Исходный текст →

════════════════


— Вы считаете, что мы должны знать по крайней мере два языка, чтобы говорить на одном…

— Каждый язык есть сеть, наброшенная на мир, и когда говорят по-гречески, по-китайски, по-немецки или по-французски, возникают различные реальности. Можно ли сказать, что говорится об одном и том же, когда при встрече желают доброго дня (bonjour), мира (шалом, салям), стойкости (vale, по-латыни) или радости (χαῖρε, по-гречески). Не думаю. Вот почему я полагаю, что мы должны говорить минимум на двух языках, чтобы сделать эту множественность фактом сознания. Так как нельзя сказать одно и то же одинаково на двух языках, то двуязычие — наш шанс. Школа должна развивать его, а не запрещать детям-мигрантам говорить на их родном языке.

— Существуют проекты преподавания философии в средней школе. Что вы думаете об этом?

— Преподавать философию нужно уже в детском саду! Дети имеют особое философское рвение, и их нужно всячески поощрять на этом пути.

════════════════

Фрагменты данных →
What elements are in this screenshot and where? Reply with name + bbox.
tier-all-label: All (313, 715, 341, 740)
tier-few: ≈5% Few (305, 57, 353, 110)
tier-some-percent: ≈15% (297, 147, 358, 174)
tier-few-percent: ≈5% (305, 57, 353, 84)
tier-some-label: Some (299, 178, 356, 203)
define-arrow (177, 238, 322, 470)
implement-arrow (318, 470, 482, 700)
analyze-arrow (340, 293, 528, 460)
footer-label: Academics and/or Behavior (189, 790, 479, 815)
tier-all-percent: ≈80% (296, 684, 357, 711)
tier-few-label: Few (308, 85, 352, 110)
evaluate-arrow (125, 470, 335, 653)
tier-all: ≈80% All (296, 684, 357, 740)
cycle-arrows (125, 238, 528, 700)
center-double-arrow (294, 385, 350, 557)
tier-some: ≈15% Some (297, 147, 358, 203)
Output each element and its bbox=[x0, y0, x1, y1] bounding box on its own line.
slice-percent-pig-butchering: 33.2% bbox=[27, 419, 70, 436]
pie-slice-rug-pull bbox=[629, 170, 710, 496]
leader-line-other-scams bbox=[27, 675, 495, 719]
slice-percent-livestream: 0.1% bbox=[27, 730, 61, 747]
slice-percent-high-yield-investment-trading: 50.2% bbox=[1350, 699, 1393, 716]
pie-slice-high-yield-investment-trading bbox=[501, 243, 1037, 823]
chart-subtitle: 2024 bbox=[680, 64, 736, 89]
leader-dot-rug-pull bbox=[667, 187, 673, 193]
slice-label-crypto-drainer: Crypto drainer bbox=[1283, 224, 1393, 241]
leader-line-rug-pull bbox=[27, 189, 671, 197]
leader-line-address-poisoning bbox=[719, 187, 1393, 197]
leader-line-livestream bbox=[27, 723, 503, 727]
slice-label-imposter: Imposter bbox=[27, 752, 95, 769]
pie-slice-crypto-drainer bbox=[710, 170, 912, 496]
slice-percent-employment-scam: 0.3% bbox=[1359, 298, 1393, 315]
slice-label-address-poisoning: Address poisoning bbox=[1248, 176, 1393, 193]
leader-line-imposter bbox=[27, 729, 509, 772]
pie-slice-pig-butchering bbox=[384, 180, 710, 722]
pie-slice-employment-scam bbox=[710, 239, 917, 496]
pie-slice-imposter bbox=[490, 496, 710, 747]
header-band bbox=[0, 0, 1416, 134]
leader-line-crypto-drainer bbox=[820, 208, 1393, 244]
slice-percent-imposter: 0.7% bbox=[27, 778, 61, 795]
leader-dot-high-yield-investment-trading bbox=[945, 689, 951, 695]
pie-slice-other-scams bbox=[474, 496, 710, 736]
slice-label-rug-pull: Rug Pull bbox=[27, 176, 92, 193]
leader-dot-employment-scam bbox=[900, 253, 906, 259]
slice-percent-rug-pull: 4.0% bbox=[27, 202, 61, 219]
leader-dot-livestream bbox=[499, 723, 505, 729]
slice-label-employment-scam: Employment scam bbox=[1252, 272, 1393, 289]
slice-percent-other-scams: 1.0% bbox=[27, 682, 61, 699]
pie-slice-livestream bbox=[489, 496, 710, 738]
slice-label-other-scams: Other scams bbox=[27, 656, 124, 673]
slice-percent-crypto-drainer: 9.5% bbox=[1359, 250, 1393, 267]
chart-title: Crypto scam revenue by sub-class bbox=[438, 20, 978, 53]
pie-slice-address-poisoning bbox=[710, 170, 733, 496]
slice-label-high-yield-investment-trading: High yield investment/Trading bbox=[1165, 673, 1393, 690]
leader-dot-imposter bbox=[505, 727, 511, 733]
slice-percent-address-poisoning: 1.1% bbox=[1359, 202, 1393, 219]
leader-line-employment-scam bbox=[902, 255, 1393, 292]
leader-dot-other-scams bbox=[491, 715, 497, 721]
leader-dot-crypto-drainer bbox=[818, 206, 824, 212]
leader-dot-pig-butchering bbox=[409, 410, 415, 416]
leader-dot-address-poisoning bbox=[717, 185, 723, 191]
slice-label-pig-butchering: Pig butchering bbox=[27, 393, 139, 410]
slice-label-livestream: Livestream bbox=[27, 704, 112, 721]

════════════════

Задание →
Ответьте, пожалуйста, по исходному тексту на три вопроса:
(а) На скольких языках, как минимум, мы должны говорить, по мнению отвечающего?
(б) Что школа не должна запрещать детям-мигрантам?
(в) С какого этапа обучения, по словам отвечающего, нужно преподавать философию?

Ответ →
(а) Минимум на двух языках.
(б) Говорить на их родном языке.
(в) Уже в детском саду.